───── Excerpted data

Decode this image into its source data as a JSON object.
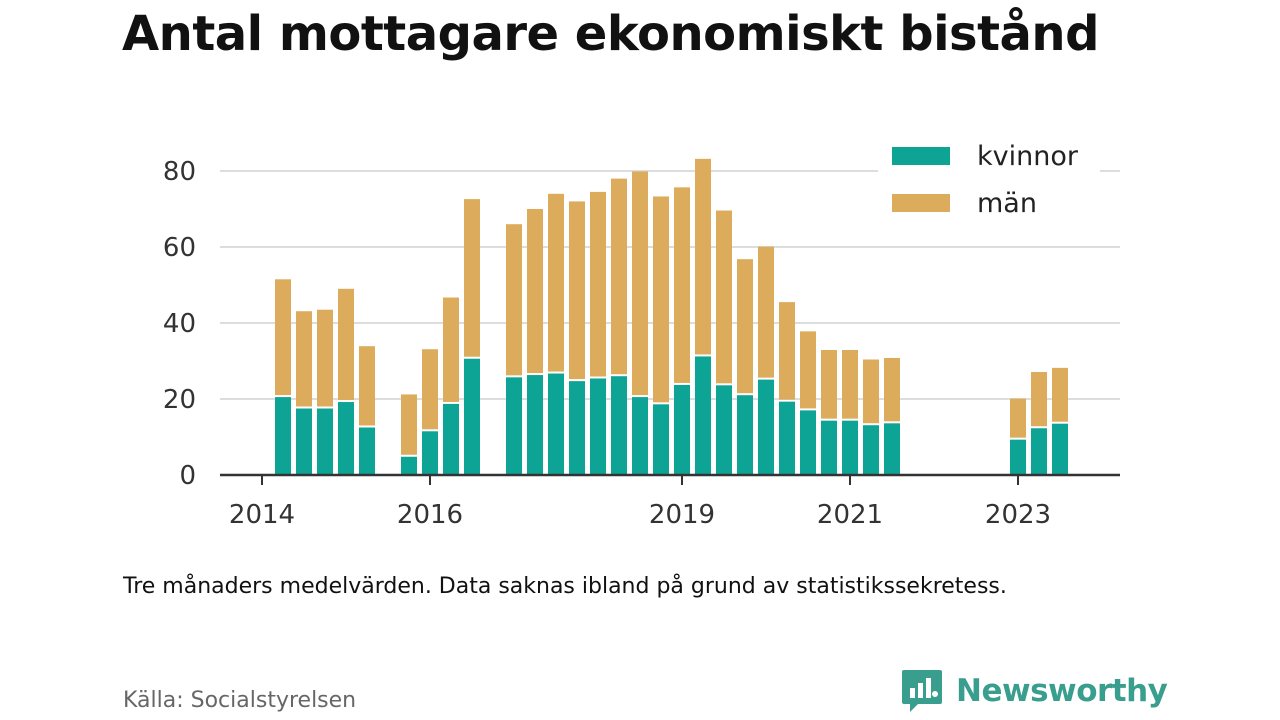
{
  "title": "Antal mottagare ekonomiskt bistånd",
  "note": "Tre månaders medelvärden. Data saknas ibland på grund av statistikssekretess.",
  "source": "Källa: Socialstyrelsen",
  "brand": {
    "name": "Newsworthy",
    "icon": "newsworthy-logo-icon"
  },
  "colors": {
    "kvinnor": "#0da495",
    "man": "#dcac5c",
    "grid": "#dddddd",
    "axis": "#333333",
    "brand": "#3a9e8f"
  },
  "chart_data": {
    "type": "bar",
    "stacked": true,
    "title": "Antal mottagare ekonomiskt bistånd",
    "xlabel": "",
    "ylabel": "",
    "ylim": [
      0,
      90
    ],
    "yticks": [
      0,
      20,
      40,
      60,
      80
    ],
    "xticks": [
      2014,
      2016,
      2019,
      2021,
      2023
    ],
    "grid": true,
    "legend": "top-right",
    "x": [
      2014.25,
      2014.5,
      2014.75,
      2015.0,
      2015.25,
      2015.75,
      2016.0,
      2016.25,
      2016.5,
      2017.0,
      2017.25,
      2017.5,
      2017.75,
      2018.0,
      2018.25,
      2018.5,
      2018.75,
      2019.0,
      2019.25,
      2019.5,
      2019.75,
      2020.0,
      2020.25,
      2020.5,
      2020.75,
      2021.0,
      2021.25,
      2021.5,
      2023.0,
      2023.25,
      2023.5
    ],
    "series": [
      {
        "name": "kvinnor",
        "values": [
          20.5,
          17.5,
          17.5,
          19.2,
          12.5,
          4.8,
          11.5,
          18.7,
          30.6,
          25.7,
          26.3,
          26.7,
          24.7,
          25.4,
          26.0,
          20.5,
          18.6,
          23.7,
          31.2,
          23.6,
          21.0,
          25.1,
          19.3,
          17.0,
          14.3,
          14.3,
          13.1,
          13.6,
          9.3,
          12.3,
          13.5
        ]
      },
      {
        "name": "män",
        "values": [
          31.0,
          25.6,
          26.0,
          29.8,
          21.4,
          16.4,
          21.6,
          28.0,
          42.0,
          40.3,
          43.7,
          47.3,
          47.3,
          49.1,
          52.0,
          59.4,
          54.7,
          52.0,
          52.0,
          46.0,
          35.8,
          35.0,
          26.2,
          20.8,
          18.6,
          18.6,
          17.3,
          17.2,
          10.8,
          14.8,
          14.7
        ]
      }
    ]
  }
}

──────────

* [Exercise requirements]
Return each line of the listing that holds the string "mottagare".

* [Final answer]
  "title": "Antal mottagare ekonomiskt bistånd",
    "title": "Antal mottagare ekonomiskt bistånd",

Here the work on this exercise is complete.